State the number of lines that hold the string "this", with nothing added.

#### Data lines ####

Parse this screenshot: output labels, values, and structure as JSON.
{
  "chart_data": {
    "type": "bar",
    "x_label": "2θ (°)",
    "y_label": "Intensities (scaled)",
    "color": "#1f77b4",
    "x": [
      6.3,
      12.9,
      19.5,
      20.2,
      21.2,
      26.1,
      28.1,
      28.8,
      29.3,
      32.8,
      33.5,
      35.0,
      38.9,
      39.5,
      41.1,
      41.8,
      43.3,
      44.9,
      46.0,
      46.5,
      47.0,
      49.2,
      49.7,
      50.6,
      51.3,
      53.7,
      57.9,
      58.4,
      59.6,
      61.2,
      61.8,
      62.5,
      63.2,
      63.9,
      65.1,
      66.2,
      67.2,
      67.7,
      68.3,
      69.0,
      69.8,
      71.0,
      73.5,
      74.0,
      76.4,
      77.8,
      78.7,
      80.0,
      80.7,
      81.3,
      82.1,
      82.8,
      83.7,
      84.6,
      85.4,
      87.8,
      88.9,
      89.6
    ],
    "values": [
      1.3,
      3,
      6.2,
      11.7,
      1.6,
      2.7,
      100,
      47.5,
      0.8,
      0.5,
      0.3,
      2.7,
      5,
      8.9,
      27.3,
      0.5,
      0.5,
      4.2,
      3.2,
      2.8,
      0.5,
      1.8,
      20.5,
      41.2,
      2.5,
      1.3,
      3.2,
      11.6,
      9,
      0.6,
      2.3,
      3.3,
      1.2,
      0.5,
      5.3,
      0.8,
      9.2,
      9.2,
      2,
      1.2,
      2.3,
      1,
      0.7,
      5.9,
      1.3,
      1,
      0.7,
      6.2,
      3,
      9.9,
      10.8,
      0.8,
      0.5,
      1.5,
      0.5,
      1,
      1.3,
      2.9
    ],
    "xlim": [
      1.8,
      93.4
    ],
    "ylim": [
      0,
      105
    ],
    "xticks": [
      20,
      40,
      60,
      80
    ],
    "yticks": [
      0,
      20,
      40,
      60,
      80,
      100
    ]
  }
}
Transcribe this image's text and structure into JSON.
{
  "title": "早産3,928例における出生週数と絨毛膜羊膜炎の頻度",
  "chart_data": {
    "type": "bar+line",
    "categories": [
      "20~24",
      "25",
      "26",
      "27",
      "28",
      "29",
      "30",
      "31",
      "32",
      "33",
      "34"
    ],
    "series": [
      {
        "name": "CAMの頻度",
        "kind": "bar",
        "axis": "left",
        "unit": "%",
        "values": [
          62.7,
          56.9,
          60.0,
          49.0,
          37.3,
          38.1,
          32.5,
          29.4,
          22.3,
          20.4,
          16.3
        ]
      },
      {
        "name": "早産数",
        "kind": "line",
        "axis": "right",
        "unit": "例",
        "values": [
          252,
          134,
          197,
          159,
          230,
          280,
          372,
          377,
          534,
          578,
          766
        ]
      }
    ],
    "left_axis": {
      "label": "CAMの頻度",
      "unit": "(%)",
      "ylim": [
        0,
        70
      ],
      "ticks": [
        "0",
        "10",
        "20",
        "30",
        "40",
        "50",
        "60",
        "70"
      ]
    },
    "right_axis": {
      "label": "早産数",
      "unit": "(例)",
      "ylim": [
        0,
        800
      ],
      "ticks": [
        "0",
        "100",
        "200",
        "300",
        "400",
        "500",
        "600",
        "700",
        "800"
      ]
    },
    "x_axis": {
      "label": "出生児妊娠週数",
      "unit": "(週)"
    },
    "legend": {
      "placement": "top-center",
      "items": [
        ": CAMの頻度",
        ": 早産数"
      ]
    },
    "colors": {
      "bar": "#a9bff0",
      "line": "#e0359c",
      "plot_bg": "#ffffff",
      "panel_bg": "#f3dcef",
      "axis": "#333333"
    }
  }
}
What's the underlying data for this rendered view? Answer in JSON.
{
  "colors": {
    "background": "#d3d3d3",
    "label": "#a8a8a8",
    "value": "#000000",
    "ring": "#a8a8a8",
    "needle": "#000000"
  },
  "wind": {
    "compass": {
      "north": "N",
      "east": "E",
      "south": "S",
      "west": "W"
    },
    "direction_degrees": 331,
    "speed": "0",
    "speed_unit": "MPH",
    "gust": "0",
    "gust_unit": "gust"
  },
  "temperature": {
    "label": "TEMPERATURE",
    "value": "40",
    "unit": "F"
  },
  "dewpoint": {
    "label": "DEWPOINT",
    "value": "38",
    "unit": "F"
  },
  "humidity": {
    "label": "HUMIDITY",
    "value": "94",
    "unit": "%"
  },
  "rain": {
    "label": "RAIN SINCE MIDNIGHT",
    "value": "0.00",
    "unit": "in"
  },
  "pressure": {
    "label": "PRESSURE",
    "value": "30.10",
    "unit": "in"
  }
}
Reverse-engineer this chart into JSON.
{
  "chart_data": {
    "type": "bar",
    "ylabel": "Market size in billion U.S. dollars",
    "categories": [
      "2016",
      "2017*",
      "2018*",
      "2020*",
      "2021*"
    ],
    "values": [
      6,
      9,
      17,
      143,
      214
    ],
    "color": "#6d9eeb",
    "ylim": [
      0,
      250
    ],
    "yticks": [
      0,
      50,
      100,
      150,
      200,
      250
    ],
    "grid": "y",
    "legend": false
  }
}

####

**Reply**
4